Task goal:
Send back the entries below exactly as they appear.

☆ ☆ ☆ ☆ ☆

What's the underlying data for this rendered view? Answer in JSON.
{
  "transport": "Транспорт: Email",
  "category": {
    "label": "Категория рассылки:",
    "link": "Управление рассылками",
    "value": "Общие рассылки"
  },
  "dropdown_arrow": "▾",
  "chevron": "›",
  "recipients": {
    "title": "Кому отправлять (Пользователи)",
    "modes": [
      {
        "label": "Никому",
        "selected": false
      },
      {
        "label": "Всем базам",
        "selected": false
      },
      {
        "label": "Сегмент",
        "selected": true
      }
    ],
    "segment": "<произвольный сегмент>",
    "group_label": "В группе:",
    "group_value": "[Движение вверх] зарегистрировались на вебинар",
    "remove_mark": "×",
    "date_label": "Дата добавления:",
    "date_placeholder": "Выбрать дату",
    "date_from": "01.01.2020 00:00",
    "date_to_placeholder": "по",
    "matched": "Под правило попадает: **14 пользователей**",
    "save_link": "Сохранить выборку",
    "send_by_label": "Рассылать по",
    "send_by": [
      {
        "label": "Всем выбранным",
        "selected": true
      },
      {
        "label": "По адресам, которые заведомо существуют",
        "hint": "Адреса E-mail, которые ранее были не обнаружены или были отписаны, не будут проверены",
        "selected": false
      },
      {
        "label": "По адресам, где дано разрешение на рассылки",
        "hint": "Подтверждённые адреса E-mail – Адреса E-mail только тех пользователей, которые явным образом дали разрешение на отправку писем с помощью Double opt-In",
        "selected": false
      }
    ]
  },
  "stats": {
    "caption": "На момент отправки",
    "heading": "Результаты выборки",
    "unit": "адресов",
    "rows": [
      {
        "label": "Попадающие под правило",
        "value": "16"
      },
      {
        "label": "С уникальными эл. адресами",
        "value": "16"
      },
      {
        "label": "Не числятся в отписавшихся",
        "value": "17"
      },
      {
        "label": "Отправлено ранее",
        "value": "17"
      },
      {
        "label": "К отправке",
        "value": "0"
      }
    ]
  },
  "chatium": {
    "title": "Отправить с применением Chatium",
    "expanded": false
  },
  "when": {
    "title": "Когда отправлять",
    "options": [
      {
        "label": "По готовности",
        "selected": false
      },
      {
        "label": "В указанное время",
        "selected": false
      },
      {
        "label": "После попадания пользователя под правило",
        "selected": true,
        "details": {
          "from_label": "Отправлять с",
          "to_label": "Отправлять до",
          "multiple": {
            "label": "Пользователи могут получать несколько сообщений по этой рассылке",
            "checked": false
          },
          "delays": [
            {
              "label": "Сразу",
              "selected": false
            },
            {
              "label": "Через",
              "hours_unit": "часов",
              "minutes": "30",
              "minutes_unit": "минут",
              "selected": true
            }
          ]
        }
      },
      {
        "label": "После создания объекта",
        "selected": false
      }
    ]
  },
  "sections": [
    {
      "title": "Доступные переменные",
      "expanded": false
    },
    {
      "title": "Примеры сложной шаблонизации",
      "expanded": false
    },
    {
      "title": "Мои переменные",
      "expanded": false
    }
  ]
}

☆ ☆ ☆ ☆ ☆

Response for this exercise:
What's the underlying data for this rendered view? Answer in JSON.
{
  "transport": "Транспорт: Email",
  "category": {
    "label": "Категория рассылки:",
    "link": "Управление рассылками",
    "value": "Общие рассылки"
  },
  "dropdown_arrow": "▾",
  "chevron": "›",
  "recipients": {
    "title": "Кому отправлять (Пользователи)",
    "modes": [
      {
        "label": "Никому",
        "selected": false
      },
      {
        "label": "Всем базам",
        "selected": false
      },
      {
        "label": "Сегмент",
        "selected": true
      }
    ],
    "segment": "<произвольный сегмент>",
    "group_label": "В группе:",
    "group_value": "[Движение вверх] зарегистрировались на вебинар",
    "remove_mark": "×",
    "date_label": "Дата добавления:",
    "date_placeholder": "Выбрать дату",
    "date_from": "01.01.2020 00:00",
    "date_to_placeholder": "по",
    "matched": "Под правило попадает: **14 пользователей**",
    "save_link": "Сохранить выборку",
    "send_by_label": "Рассылать по",
    "send_by": [
      {
        "label": "Всем выбранным",
        "selected": true
      },
      {
        "label": "По адресам, которые заведомо существуют",
        "hint": "Адреса E-mail, которые ранее были не обнаружены или были отписаны, не будут проверены",
        "selected": false
      },
      {
        "label": "По адресам, где дано разрешение на рассылки",
        "hint": "Подтверждённые адреса E-mail – Адреса E-mail только тех пользователей, которые явным образом дали разрешение на отправку писем с помощью Double opt-In",
        "selected": false
      }
    ]
  },
  "stats": {
    "caption": "На момент отправки",
    "heading": "Результаты выборки",
    "unit": "адресов",
    "rows": [
      {
        "label": "Попадающие под правило",
        "value": "16"
      },
      {
        "label": "С уникальными эл. адресами",
        "value": "16"
      },
      {
        "label": "Не числятся в отписавшихся",
        "value": "17"
      },
      {
        "label": "Отправлено ранее",
        "value": "17"
      },
      {
        "label": "К отправке",
        "value": "0"
      }
    ]
  },
  "chatium": {
    "title": "Отправить с применением Chatium",
    "expanded": false
  },
  "when": {
    "title": "Когда отправлять",
    "options": [
      {
        "label": "По готовности",
        "selected": false
      },
      {
        "label": "В указанное время",
        "selected": false
      },
      {
        "label": "После попадания пользователя под правило",
        "selected": true,
        "details": {
          "from_label": "Отправлять с",
          "to_label": "Отправлять до",
          "multiple": {
            "label": "Пользователи могут получать несколько сообщений по этой рассылке",
            "checked": false
          },
          "delays": [
            {
              "label": "Сразу",
              "selected": false
            },
            {
              "label": "Через",
              "hours_unit": "часов",
              "minutes": "30",
              "minutes_unit": "минут",
              "selected": true
            }
          ]
        }
      },
      {
        "label": "После создания объекта",
        "selected": false
      }
    ]
  },
  "sections": [
    {
      "title": "Доступные переменные",
      "expanded": false
    },
    {
      "title": "Примеры сложной шаблонизации",
      "expanded": false
    },
    {
      "title": "Мои переменные",
      "expanded": false
    }
  ]
}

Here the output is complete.